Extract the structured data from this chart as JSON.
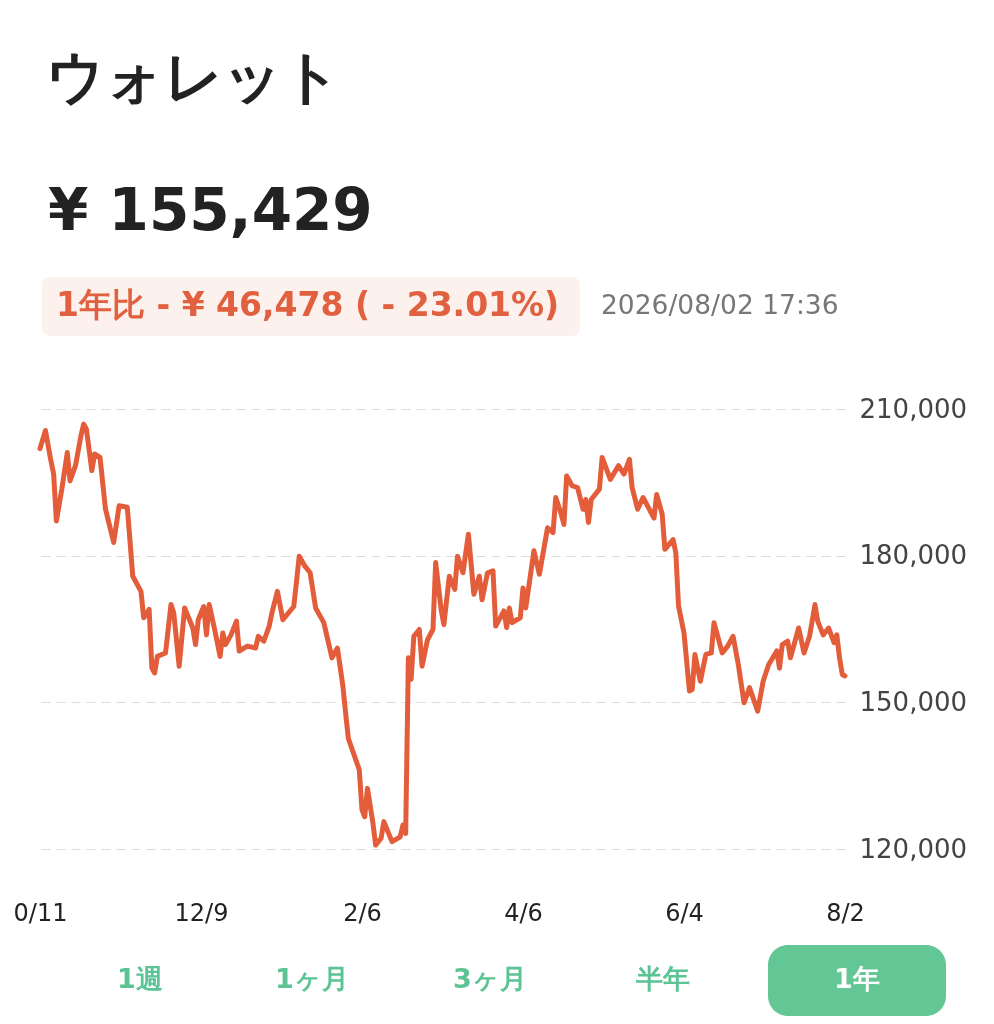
{
  "chart_data": {
    "type": "line",
    "title": "ウォレット",
    "subtitle": "¥ 155,429",
    "annotations": [
      "1年比 - ¥ 46,478 ( - 23.01%)",
      "2026/08/02 17:36",
      "1週",
      "1ヶ月",
      "3ヶ月",
      "半年",
      "1年"
    ],
    "x": [
      "2025-10-11",
      "2025-10-13",
      "2025-10-15",
      "2025-10-16",
      "2025-10-17",
      "2025-10-19",
      "2025-10-21",
      "2025-10-22",
      "2025-10-24",
      "2025-10-26",
      "2025-10-27",
      "2025-10-28",
      "2025-10-30",
      "2025-10-31",
      "2025-11-02",
      "2025-11-04",
      "2025-11-07",
      "2025-11-09",
      "2025-11-12",
      "2025-11-14",
      "2025-11-17",
      "2025-11-18",
      "2025-11-20",
      "2025-11-21",
      "2025-11-22",
      "2025-11-23",
      "2025-11-26",
      "2025-11-28",
      "2025-11-29",
      "2025-12-01",
      "2025-12-03",
      "2025-12-06",
      "2025-12-07",
      "2025-12-08",
      "2025-12-10",
      "2025-12-11",
      "2025-12-12",
      "2025-12-14",
      "2025-12-16",
      "2025-12-17",
      "2025-12-18",
      "2025-12-20",
      "2025-12-22",
      "2025-12-23",
      "2025-12-26",
      "2025-12-29",
      "2025-12-30",
      "2026-01-01",
      "2026-01-03",
      "2026-01-04",
      "2026-01-06",
      "2026-01-08",
      "2026-01-12",
      "2026-01-14",
      "2026-01-16",
      "2026-01-18",
      "2026-01-20",
      "2026-01-23",
      "2026-01-26",
      "2026-01-28",
      "2026-01-30",
      "2026-01-31",
      "2026-02-01",
      "2026-02-05",
      "2026-02-06",
      "2026-02-07",
      "2026-02-08",
      "2026-02-10",
      "2026-02-11",
      "2026-02-13",
      "2026-02-14",
      "2026-02-17",
      "2026-02-20",
      "2026-02-21",
      "2026-02-22",
      "2026-02-23",
      "2026-02-24",
      "2026-02-25",
      "2026-02-27",
      "2026-02-28",
      "2026-03-02",
      "2026-03-04",
      "2026-03-05",
      "2026-03-07",
      "2026-03-08",
      "2026-03-10",
      "2026-03-12",
      "2026-03-13",
      "2026-03-15",
      "2026-03-17",
      "2026-03-19",
      "2026-03-21",
      "2026-03-22",
      "2026-03-24",
      "2026-03-26",
      "2026-03-27",
      "2026-03-30",
      "2026-03-31",
      "2026-04-01",
      "2026-04-02",
      "2026-04-05",
      "2026-04-06",
      "2026-04-07",
      "2026-04-10",
      "2026-04-12",
      "2026-04-15",
      "2026-04-17",
      "2026-04-18",
      "2026-04-20",
      "2026-04-21",
      "2026-04-22",
      "2026-04-24",
      "2026-04-26",
      "2026-04-28",
      "2026-04-29",
      "2026-04-30",
      "2026-05-01",
      "2026-05-04",
      "2026-05-05",
      "2026-05-08",
      "2026-05-11",
      "2026-05-13",
      "2026-05-15",
      "2026-05-16",
      "2026-05-18",
      "2026-05-20",
      "2026-05-24",
      "2026-05-25",
      "2026-05-27",
      "2026-05-28",
      "2026-05-31",
      "2026-06-01",
      "2026-06-02",
      "2026-06-04",
      "2026-06-06",
      "2026-06-07",
      "2026-06-08",
      "2026-06-10",
      "2026-06-12",
      "2026-06-14",
      "2026-06-15",
      "2026-06-18",
      "2026-06-20",
      "2026-06-22",
      "2026-06-24",
      "2026-06-26",
      "2026-06-28",
      "2026-07-01",
      "2026-07-03",
      "2026-07-05",
      "2026-07-08",
      "2026-07-09",
      "2026-07-10",
      "2026-07-12",
      "2026-07-13",
      "2026-07-16",
      "2026-07-18",
      "2026-07-20",
      "2026-07-22",
      "2026-07-23",
      "2026-07-25",
      "2026-07-27",
      "2026-07-29",
      "2026-07-30",
      "2026-07-31",
      "2026-08-01",
      "2026-08-02"
    ],
    "series": [
      {
        "color": "#e35d3b",
        "values": [
          201900,
          205600,
          199400,
          196700,
          187100,
          193600,
          201100,
          195300,
          198400,
          204500,
          206900,
          205900,
          197400,
          200800,
          200100,
          189500,
          182700,
          190200,
          189900,
          175800,
          172700,
          167300,
          169000,
          157000,
          156000,
          159400,
          160100,
          170000,
          168300,
          157400,
          169300,
          165200,
          161800,
          166900,
          169600,
          163800,
          170000,
          164900,
          159400,
          164200,
          161800,
          163800,
          166600,
          160500,
          161500,
          161100,
          163500,
          162500,
          165600,
          168300,
          172700,
          166900,
          169600,
          179900,
          177900,
          176500,
          169300,
          166300,
          159100,
          161100,
          153300,
          147800,
          142600,
          136200,
          128000,
          126600,
          132400,
          125300,
          120800,
          122200,
          125600,
          121500,
          122500,
          124900,
          123200,
          159100,
          154700,
          163500,
          164900,
          157400,
          162800,
          164900,
          178600,
          169000,
          165900,
          175800,
          173100,
          179900,
          176500,
          184400,
          172100,
          175800,
          171000,
          176500,
          176900,
          165600,
          168700,
          165300,
          169300,
          166300,
          167300,
          173400,
          169300,
          181000,
          176200,
          185700,
          184700,
          191900,
          188500,
          186400,
          196300,
          194300,
          193900,
          189500,
          191500,
          186800,
          191500,
          193600,
          200100,
          195600,
          198400,
          196700,
          199700,
          193900,
          189500,
          191900,
          187700,
          192500,
          188500,
          181300,
          183300,
          180600,
          169700,
          164200,
          152300,
          152600,
          159800,
          154300,
          159800,
          160100,
          166300,
          160100,
          161500,
          163500,
          157400,
          149900,
          153000,
          148200,
          154300,
          157700,
          160500,
          157000,
          161800,
          162500,
          159100,
          165200,
          160100,
          163500,
          170000,
          166600,
          163800,
          165200,
          162200,
          163800,
          159100,
          155700,
          155400
        ]
      }
    ],
    "xlim": [
      "2025-10-11",
      "2026-08-02"
    ],
    "xticks": [
      {
        "value": "2025-10-11",
        "label": "0/11"
      },
      {
        "value": "2025-12-09",
        "label": "12/9"
      },
      {
        "value": "2026-02-06",
        "label": "2/6"
      },
      {
        "value": "2026-04-06",
        "label": "4/6"
      },
      {
        "value": "2026-06-04",
        "label": "6/4"
      },
      {
        "value": "2026-08-02",
        "label": "8/2"
      }
    ],
    "ylim": [
      120000,
      210000
    ],
    "yticks": [
      {
        "value": 120000,
        "label": "120,000"
      },
      {
        "value": 150000,
        "label": "150,000"
      },
      {
        "value": 180000,
        "label": "180,000"
      },
      {
        "value": 210000,
        "label": "210,000"
      }
    ],
    "grid": "y",
    "marker": "none",
    "line_style": "solid"
  }
}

_Requirements_
Reproduce each entry precisely, dropping only the pictures.

_Solution below_
Extract the structured data from this chart as JSON.
{
  "chart_data": {
    "type": "line",
    "title": "ウォレット",
    "subtitle": "¥ 155,429",
    "annotations": [
      "1年比 - ¥ 46,478 ( - 23.01%)",
      "2026/08/02 17:36",
      "1週",
      "1ヶ月",
      "3ヶ月",
      "半年",
      "1年"
    ],
    "x": [
      "2025-10-11",
      "2025-10-13",
      "2025-10-15",
      "2025-10-16",
      "2025-10-17",
      "2025-10-19",
      "2025-10-21",
      "2025-10-22",
      "2025-10-24",
      "2025-10-26",
      "2025-10-27",
      "2025-10-28",
      "2025-10-30",
      "2025-10-31",
      "2025-11-02",
      "2025-11-04",
      "2025-11-07",
      "2025-11-09",
      "2025-11-12",
      "2025-11-14",
      "2025-11-17",
      "2025-11-18",
      "2025-11-20",
      "2025-11-21",
      "2025-11-22",
      "2025-11-23",
      "2025-11-26",
      "2025-11-28",
      "2025-11-29",
      "2025-12-01",
      "2025-12-03",
      "2025-12-06",
      "2025-12-07",
      "2025-12-08",
      "2025-12-10",
      "2025-12-11",
      "2025-12-12",
      "2025-12-14",
      "2025-12-16",
      "2025-12-17",
      "2025-12-18",
      "2025-12-20",
      "2025-12-22",
      "2025-12-23",
      "2025-12-26",
      "2025-12-29",
      "2025-12-30",
      "2026-01-01",
      "2026-01-03",
      "2026-01-04",
      "2026-01-06",
      "2026-01-08",
      "2026-01-12",
      "2026-01-14",
      "2026-01-16",
      "2026-01-18",
      "2026-01-20",
      "2026-01-23",
      "2026-01-26",
      "2026-01-28",
      "2026-01-30",
      "2026-01-31",
      "2026-02-01",
      "2026-02-05",
      "2026-02-06",
      "2026-02-07",
      "2026-02-08",
      "2026-02-10",
      "2026-02-11",
      "2026-02-13",
      "2026-02-14",
      "2026-02-17",
      "2026-02-20",
      "2026-02-21",
      "2026-02-22",
      "2026-02-23",
      "2026-02-24",
      "2026-02-25",
      "2026-02-27",
      "2026-02-28",
      "2026-03-02",
      "2026-03-04",
      "2026-03-05",
      "2026-03-07",
      "2026-03-08",
      "2026-03-10",
      "2026-03-12",
      "2026-03-13",
      "2026-03-15",
      "2026-03-17",
      "2026-03-19",
      "2026-03-21",
      "2026-03-22",
      "2026-03-24",
      "2026-03-26",
      "2026-03-27",
      "2026-03-30",
      "2026-03-31",
      "2026-04-01",
      "2026-04-02",
      "2026-04-05",
      "2026-04-06",
      "2026-04-07",
      "2026-04-10",
      "2026-04-12",
      "2026-04-15",
      "2026-04-17",
      "2026-04-18",
      "2026-04-20",
      "2026-04-21",
      "2026-04-22",
      "2026-04-24",
      "2026-04-26",
      "2026-04-28",
      "2026-04-29",
      "2026-04-30",
      "2026-05-01",
      "2026-05-04",
      "2026-05-05",
      "2026-05-08",
      "2026-05-11",
      "2026-05-13",
      "2026-05-15",
      "2026-05-16",
      "2026-05-18",
      "2026-05-20",
      "2026-05-24",
      "2026-05-25",
      "2026-05-27",
      "2026-05-28",
      "2026-05-31",
      "2026-06-01",
      "2026-06-02",
      "2026-06-04",
      "2026-06-06",
      "2026-06-07",
      "2026-06-08",
      "2026-06-10",
      "2026-06-12",
      "2026-06-14",
      "2026-06-15",
      "2026-06-18",
      "2026-06-20",
      "2026-06-22",
      "2026-06-24",
      "2026-06-26",
      "2026-06-28",
      "2026-07-01",
      "2026-07-03",
      "2026-07-05",
      "2026-07-08",
      "2026-07-09",
      "2026-07-10",
      "2026-07-12",
      "2026-07-13",
      "2026-07-16",
      "2026-07-18",
      "2026-07-20",
      "2026-07-22",
      "2026-07-23",
      "2026-07-25",
      "2026-07-27",
      "2026-07-29",
      "2026-07-30",
      "2026-07-31",
      "2026-08-01",
      "2026-08-02"
    ],
    "series": [
      {
        "color": "#e35d3b",
        "values": [
          201900,
          205600,
          199400,
          196700,
          187100,
          193600,
          201100,
          195300,
          198400,
          204500,
          206900,
          205900,
          197400,
          200800,
          200100,
          189500,
          182700,
          190200,
          189900,
          175800,
          172700,
          167300,
          169000,
          157000,
          156000,
          159400,
          160100,
          170000,
          168300,
          157400,
          169300,
          165200,
          161800,
          166900,
          169600,
          163800,
          170000,
          164900,
          159400,
          164200,
          161800,
          163800,
          166600,
          160500,
          161500,
          161100,
          163500,
          162500,
          165600,
          168300,
          172700,
          166900,
          169600,
          179900,
          177900,
          176500,
          169300,
          166300,
          159100,
          161100,
          153300,
          147800,
          142600,
          136200,
          128000,
          126600,
          132400,
          125300,
          120800,
          122200,
          125600,
          121500,
          122500,
          124900,
          123200,
          159100,
          154700,
          163500,
          164900,
          157400,
          162800,
          164900,
          178600,
          169000,
          165900,
          175800,
          173100,
          179900,
          176500,
          184400,
          172100,
          175800,
          171000,
          176500,
          176900,
          165600,
          168700,
          165300,
          169300,
          166300,
          167300,
          173400,
          169300,
          181000,
          176200,
          185700,
          184700,
          191900,
          188500,
          186400,
          196300,
          194300,
          193900,
          189500,
          191500,
          186800,
          191500,
          193600,
          200100,
          195600,
          198400,
          196700,
          199700,
          193900,
          189500,
          191900,
          187700,
          192500,
          188500,
          181300,
          183300,
          180600,
          169700,
          164200,
          152300,
          152600,
          159800,
          154300,
          159800,
          160100,
          166300,
          160100,
          161500,
          163500,
          157400,
          149900,
          153000,
          148200,
          154300,
          157700,
          160500,
          157000,
          161800,
          162500,
          159100,
          165200,
          160100,
          163500,
          170000,
          166600,
          163800,
          165200,
          162200,
          163800,
          159100,
          155700,
          155400
        ]
      }
    ],
    "xlim": [
      "2025-10-11",
      "2026-08-02"
    ],
    "xticks": [
      {
        "value": "2025-10-11",
        "label": "0/11"
      },
      {
        "value": "2025-12-09",
        "label": "12/9"
      },
      {
        "value": "2026-02-06",
        "label": "2/6"
      },
      {
        "value": "2026-04-06",
        "label": "4/6"
      },
      {
        "value": "2026-06-04",
        "label": "6/4"
      },
      {
        "value": "2026-08-02",
        "label": "8/2"
      }
    ],
    "ylim": [
      120000,
      210000
    ],
    "yticks": [
      {
        "value": 120000,
        "label": "120,000"
      },
      {
        "value": 150000,
        "label": "150,000"
      },
      {
        "value": 180000,
        "label": "180,000"
      },
      {
        "value": 210000,
        "label": "210,000"
      }
    ],
    "grid": "y",
    "marker": "none",
    "line_style": "solid"
  }
}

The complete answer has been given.